(Dataset records)
========================================================================

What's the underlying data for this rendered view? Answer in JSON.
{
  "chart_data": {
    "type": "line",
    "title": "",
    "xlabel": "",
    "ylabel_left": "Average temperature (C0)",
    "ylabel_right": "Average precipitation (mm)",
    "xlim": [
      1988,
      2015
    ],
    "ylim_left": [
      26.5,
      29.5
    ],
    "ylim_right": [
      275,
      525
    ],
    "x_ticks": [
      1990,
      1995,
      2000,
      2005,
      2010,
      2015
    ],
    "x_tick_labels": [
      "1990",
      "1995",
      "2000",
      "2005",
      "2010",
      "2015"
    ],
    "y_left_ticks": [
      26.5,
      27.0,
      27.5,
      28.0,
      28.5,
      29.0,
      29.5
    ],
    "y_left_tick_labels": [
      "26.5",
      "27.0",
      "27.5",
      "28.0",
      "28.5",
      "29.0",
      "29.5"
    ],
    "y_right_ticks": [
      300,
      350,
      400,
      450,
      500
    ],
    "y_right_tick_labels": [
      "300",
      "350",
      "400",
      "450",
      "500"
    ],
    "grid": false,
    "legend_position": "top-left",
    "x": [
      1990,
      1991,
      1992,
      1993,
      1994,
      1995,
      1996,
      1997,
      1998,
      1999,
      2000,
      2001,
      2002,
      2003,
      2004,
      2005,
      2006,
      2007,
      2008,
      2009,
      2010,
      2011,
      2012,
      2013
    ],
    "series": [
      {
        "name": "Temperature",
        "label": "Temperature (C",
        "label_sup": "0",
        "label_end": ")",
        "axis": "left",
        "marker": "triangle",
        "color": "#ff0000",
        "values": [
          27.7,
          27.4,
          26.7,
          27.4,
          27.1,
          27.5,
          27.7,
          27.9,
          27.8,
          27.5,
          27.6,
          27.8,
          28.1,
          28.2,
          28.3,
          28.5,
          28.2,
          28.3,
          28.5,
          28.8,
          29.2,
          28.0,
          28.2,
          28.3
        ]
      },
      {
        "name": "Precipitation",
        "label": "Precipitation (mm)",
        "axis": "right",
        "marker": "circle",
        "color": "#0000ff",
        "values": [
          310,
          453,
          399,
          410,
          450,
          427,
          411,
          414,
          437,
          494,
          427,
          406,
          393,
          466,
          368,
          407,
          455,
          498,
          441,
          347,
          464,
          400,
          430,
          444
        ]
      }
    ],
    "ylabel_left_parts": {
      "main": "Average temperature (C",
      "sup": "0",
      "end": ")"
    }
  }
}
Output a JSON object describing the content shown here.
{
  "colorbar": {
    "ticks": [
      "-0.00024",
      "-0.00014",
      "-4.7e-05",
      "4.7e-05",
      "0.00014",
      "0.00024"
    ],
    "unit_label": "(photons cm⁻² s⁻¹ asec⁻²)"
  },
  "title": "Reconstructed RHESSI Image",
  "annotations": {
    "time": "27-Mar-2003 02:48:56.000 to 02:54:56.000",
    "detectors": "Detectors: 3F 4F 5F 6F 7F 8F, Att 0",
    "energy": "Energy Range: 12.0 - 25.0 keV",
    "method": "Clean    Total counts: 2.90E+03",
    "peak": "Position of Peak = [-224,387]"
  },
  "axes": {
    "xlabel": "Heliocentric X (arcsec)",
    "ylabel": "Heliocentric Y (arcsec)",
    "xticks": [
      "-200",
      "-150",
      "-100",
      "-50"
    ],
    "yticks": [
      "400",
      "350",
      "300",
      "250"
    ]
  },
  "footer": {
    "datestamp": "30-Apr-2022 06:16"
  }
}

========================================================================

*TASK*. Make an exact copy of all the data.

*SOLUTION TO THE EXERCISE*.
What's the underlying data for this rendered view? Answer in JSON.
{
  "chart_data": {
    "type": "line",
    "title": "",
    "xlabel": "",
    "ylabel_left": "Average temperature (C0)",
    "ylabel_right": "Average precipitation (mm)",
    "xlim": [
      1988,
      2015
    ],
    "ylim_left": [
      26.5,
      29.5
    ],
    "ylim_right": [
      275,
      525
    ],
    "x_ticks": [
      1990,
      1995,
      2000,
      2005,
      2010,
      2015
    ],
    "x_tick_labels": [
      "1990",
      "1995",
      "2000",
      "2005",
      "2010",
      "2015"
    ],
    "y_left_ticks": [
      26.5,
      27.0,
      27.5,
      28.0,
      28.5,
      29.0,
      29.5
    ],
    "y_left_tick_labels": [
      "26.5",
      "27.0",
      "27.5",
      "28.0",
      "28.5",
      "29.0",
      "29.5"
    ],
    "y_right_ticks": [
      300,
      350,
      400,
      450,
      500
    ],
    "y_right_tick_labels": [
      "300",
      "350",
      "400",
      "450",
      "500"
    ],
    "grid": false,
    "legend_position": "top-left",
    "x": [
      1990,
      1991,
      1992,
      1993,
      1994,
      1995,
      1996,
      1997,
      1998,
      1999,
      2000,
      2001,
      2002,
      2003,
      2004,
      2005,
      2006,
      2007,
      2008,
      2009,
      2010,
      2011,
      2012,
      2013
    ],
    "series": [
      {
        "name": "Temperature",
        "label": "Temperature (C",
        "label_sup": "0",
        "label_end": ")",
        "axis": "left",
        "marker": "triangle",
        "color": "#ff0000",
        "values": [
          27.7,
          27.4,
          26.7,
          27.4,
          27.1,
          27.5,
          27.7,
          27.9,
          27.8,
          27.5,
          27.6,
          27.8,
          28.1,
          28.2,
          28.3,
          28.5,
          28.2,
          28.3,
          28.5,
          28.8,
          29.2,
          28.0,
          28.2,
          28.3
        ]
      },
      {
        "name": "Precipitation",
        "label": "Precipitation (mm)",
        "axis": "right",
        "marker": "circle",
        "color": "#0000ff",
        "values": [
          310,
          453,
          399,
          410,
          450,
          427,
          411,
          414,
          437,
          494,
          427,
          406,
          393,
          466,
          368,
          407,
          455,
          498,
          441,
          347,
          464,
          400,
          430,
          444
        ]
      }
    ],
    "ylabel_left_parts": {
      "main": "Average temperature (C",
      "sup": "0",
      "end": ")"
    }
  }
}
Output a JSON object describing the content shown here.
{
  "colorbar": {
    "ticks": [
      "-0.00024",
      "-0.00014",
      "-4.7e-05",
      "4.7e-05",
      "0.00014",
      "0.00024"
    ],
    "unit_label": "(photons cm⁻² s⁻¹ asec⁻²)"
  },
  "title": "Reconstructed RHESSI Image",
  "annotations": {
    "time": "27-Mar-2003 02:48:56.000 to 02:54:56.000",
    "detectors": "Detectors: 3F 4F 5F 6F 7F 8F, Att 0",
    "energy": "Energy Range: 12.0 - 25.0 keV",
    "method": "Clean    Total counts: 2.90E+03",
    "peak": "Position of Peak = [-224,387]"
  },
  "axes": {
    "xlabel": "Heliocentric X (arcsec)",
    "ylabel": "Heliocentric Y (arcsec)",
    "xticks": [
      "-200",
      "-150",
      "-100",
      "-50"
    ],
    "yticks": [
      "400",
      "350",
      "300",
      "250"
    ]
  },
  "footer": {
    "datestamp": "30-Apr-2022 06:16"
  }
}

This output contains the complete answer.